**Records from a collection:**
·····
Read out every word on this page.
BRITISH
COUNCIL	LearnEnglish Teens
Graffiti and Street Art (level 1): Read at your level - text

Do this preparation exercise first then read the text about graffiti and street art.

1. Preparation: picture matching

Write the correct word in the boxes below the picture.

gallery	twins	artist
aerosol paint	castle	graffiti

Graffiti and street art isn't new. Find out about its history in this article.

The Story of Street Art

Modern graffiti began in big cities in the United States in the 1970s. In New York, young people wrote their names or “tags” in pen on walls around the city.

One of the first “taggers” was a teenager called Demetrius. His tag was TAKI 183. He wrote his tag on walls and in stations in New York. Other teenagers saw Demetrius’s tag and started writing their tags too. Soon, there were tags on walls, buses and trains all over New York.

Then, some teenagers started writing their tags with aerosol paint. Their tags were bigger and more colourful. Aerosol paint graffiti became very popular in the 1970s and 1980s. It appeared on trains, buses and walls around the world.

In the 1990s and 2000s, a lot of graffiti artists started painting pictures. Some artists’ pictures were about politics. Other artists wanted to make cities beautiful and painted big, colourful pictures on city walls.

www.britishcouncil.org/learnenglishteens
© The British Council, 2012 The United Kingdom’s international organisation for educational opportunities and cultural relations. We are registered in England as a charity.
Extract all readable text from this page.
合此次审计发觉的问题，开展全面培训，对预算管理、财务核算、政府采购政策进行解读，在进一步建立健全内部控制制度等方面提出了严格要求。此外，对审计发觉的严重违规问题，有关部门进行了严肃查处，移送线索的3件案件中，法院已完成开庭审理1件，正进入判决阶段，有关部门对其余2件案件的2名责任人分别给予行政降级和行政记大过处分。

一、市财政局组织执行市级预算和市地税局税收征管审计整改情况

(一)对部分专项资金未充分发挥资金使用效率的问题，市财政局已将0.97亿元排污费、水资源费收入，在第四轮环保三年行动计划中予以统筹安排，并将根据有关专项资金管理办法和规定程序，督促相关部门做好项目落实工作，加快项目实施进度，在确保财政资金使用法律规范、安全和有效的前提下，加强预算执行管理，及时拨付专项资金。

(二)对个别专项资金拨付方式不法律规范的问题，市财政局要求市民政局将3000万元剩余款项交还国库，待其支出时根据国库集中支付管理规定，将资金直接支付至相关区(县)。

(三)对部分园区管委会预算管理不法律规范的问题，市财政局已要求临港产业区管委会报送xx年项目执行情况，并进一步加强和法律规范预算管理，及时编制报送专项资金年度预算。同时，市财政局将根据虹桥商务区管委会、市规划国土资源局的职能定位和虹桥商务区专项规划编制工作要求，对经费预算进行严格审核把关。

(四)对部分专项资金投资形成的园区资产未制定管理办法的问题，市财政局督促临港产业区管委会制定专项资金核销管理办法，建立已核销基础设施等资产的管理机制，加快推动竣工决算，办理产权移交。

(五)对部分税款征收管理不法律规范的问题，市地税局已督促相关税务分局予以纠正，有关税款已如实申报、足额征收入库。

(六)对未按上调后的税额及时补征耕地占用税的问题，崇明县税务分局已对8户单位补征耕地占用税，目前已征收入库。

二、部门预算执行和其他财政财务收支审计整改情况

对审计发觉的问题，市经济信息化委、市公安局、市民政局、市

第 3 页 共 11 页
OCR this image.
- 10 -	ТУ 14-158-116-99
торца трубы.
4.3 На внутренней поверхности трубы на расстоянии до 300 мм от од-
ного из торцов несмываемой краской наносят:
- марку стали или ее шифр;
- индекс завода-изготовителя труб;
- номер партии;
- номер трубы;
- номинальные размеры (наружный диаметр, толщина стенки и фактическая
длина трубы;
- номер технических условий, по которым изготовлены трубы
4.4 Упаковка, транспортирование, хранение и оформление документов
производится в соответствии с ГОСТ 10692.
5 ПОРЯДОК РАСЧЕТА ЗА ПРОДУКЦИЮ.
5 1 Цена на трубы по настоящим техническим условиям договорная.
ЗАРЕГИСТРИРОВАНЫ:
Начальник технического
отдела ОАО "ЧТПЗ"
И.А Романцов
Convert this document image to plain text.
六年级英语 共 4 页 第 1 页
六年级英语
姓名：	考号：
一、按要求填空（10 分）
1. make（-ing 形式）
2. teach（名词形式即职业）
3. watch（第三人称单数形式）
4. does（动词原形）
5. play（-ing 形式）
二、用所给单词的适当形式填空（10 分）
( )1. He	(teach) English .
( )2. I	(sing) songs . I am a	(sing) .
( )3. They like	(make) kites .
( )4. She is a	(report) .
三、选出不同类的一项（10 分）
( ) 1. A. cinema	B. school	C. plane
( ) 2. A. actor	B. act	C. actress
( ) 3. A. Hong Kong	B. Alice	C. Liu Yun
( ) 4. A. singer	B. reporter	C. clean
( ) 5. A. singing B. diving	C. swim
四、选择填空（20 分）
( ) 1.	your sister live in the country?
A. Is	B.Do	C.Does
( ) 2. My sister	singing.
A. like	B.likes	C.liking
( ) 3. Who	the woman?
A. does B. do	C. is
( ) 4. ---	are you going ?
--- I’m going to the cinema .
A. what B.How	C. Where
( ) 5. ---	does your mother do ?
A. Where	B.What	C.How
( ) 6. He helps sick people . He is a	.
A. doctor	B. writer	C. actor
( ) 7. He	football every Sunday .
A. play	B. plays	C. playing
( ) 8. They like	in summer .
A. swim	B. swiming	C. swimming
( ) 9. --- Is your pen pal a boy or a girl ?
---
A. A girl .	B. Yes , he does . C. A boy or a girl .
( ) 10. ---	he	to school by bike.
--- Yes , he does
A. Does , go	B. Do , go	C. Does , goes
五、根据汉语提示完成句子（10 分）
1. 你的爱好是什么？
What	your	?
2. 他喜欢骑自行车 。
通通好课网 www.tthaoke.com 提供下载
·····
Show every line above in which the word "cinema" occurs.

**SOLUTION TO THE PROBLEM:**
( ) 1. A. cinema	B. school	C. plane
--- I’m going to the cinema .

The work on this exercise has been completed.